--- EXERCISE ---
Set out the material as a numbered list, from its first line through the line that contains "Immigrants from Egypt bbox=[188, 458, 211, 473]". Leave out any blank lines.

--- DATASET RECORDS ---
□ □ □ □

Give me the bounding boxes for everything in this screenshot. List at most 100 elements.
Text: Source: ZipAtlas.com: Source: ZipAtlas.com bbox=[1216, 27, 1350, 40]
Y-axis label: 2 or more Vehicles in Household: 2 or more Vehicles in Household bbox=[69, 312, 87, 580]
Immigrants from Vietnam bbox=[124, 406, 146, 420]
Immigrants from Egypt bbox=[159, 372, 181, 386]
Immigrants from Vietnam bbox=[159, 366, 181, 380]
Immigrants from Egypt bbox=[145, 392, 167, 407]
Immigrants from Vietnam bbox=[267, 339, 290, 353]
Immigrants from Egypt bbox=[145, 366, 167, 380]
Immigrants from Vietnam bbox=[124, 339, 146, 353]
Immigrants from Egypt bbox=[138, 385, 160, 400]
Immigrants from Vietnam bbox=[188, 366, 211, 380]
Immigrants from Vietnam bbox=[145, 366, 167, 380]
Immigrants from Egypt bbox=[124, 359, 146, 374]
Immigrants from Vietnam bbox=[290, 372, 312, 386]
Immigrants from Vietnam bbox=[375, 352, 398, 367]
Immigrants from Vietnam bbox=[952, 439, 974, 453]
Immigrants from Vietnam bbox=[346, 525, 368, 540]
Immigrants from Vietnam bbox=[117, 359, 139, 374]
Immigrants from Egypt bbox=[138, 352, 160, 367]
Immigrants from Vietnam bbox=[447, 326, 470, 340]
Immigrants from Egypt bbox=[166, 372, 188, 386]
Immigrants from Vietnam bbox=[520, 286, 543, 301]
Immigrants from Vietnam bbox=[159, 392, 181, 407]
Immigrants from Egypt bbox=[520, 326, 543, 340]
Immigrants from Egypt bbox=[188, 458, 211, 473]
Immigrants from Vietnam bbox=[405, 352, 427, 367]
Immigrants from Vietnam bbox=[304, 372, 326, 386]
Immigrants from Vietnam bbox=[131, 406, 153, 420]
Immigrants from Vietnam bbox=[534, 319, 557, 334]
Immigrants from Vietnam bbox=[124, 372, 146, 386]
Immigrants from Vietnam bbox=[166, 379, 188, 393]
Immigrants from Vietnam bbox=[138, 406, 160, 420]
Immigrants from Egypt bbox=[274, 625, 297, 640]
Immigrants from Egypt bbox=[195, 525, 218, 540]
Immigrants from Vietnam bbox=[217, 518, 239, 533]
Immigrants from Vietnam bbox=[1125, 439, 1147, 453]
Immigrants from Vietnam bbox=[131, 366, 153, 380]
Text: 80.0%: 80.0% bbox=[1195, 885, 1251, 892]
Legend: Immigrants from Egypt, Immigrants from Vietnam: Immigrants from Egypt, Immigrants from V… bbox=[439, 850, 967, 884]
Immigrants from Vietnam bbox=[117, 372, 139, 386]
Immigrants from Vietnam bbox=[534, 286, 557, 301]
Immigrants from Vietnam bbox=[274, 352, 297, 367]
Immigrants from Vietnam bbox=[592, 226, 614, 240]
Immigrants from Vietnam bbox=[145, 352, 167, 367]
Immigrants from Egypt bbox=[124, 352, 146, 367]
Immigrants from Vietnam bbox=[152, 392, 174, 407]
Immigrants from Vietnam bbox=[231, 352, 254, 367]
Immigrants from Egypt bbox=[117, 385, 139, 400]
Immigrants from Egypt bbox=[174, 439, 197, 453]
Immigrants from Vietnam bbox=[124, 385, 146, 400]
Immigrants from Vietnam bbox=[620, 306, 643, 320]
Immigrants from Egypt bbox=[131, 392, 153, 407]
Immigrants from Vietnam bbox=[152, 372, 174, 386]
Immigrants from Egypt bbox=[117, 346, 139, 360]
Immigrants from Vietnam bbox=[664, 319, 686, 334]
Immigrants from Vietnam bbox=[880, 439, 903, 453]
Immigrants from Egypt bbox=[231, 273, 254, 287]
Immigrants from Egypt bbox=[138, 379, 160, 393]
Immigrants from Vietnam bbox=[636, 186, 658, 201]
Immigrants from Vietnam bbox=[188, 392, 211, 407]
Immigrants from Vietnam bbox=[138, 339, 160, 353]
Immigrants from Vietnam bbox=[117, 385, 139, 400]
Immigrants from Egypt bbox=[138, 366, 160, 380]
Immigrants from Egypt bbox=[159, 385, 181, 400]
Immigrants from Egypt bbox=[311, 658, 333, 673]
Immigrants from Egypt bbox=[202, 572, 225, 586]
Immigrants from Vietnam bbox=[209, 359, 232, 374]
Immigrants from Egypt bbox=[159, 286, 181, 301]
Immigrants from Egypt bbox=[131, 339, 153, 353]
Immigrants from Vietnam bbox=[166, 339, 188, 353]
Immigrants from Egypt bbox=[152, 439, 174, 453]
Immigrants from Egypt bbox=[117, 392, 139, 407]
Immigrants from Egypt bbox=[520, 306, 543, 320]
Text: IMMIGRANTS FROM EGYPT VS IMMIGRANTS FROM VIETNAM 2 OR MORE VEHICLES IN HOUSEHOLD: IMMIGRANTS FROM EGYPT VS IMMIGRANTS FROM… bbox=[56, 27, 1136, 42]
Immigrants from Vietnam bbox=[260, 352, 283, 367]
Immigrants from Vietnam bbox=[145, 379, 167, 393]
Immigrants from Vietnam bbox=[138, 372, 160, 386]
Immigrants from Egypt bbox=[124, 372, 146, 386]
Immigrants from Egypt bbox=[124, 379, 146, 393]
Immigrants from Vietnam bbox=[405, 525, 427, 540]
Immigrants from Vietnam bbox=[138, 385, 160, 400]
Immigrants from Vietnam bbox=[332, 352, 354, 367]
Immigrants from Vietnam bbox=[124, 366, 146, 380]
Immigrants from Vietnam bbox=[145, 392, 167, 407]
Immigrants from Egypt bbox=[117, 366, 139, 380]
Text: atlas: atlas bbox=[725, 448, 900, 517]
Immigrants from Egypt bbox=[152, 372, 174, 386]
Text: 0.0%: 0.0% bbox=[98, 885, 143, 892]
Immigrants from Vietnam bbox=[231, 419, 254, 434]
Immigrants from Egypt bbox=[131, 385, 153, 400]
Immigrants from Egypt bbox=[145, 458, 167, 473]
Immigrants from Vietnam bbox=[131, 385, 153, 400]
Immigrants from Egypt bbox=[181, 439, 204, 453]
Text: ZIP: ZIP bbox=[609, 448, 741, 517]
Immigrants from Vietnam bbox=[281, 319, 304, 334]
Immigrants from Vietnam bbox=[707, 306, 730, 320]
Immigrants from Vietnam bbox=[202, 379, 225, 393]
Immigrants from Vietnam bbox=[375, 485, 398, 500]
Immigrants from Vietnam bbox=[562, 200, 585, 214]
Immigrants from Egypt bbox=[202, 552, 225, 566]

□ □ □ □

--- ANSWER ---
1. Give me the bounding boxes for everything in this screenshot. List at most 100 elements.
2. Text: Source: ZipAtlas.com: Source: ZipAtlas.com bbox=[1216, 27, 1350, 40]
3. Y-axis label: 2 or more Vehicles in Household: 2 or more Vehicles in Household bbox=[69, 312, 87, 580]
4. Immigrants from Vietnam bbox=[124, 406, 146, 420]
5. Immigrants from Egypt bbox=[159, 372, 181, 386]
6. Immigrants from Vietnam bbox=[159, 366, 181, 380]
7. Immigrants from Egypt bbox=[145, 392, 167, 407]
8. Immigrants from Vietnam bbox=[267, 339, 290, 353]
9. Immigrants from Egypt bbox=[145, 366, 167, 380]
10. Immigrants from Vietnam bbox=[124, 339, 146, 353]
11. Immigrants from Egypt bbox=[138, 385, 160, 400]
12. Immigrants from Vietnam bbox=[188, 366, 211, 380]
13. Immigrants from Vietnam bbox=[145, 366, 167, 380]
14. Immigrants from Egypt bbox=[124, 359, 146, 374]
15. Immigrants from Vietnam bbox=[290, 372, 312, 386]
16. Immigrants from Vietnam bbox=[375, 352, 398, 367]
17. Immigrants from Vietnam bbox=[952, 439, 974, 453]
18. Immigrants from Vietnam bbox=[346, 525, 368, 540]
19. Immigrants from Vietnam bbox=[117, 359, 139, 374]
20. Immigrants from Egypt bbox=[138, 352, 160, 367]
21. Immigrants from Vietnam bbox=[447, 326, 470, 340]
22. Immigrants from Egypt bbox=[166, 372, 188, 386]
23. Immigrants from Vietnam bbox=[520, 286, 543, 301]
24. Immigrants from Vietnam bbox=[159, 392, 181, 407]
25. Immigrants from Egypt bbox=[520, 326, 543, 340]
26. Immigrants from Egypt bbox=[188, 458, 211, 473]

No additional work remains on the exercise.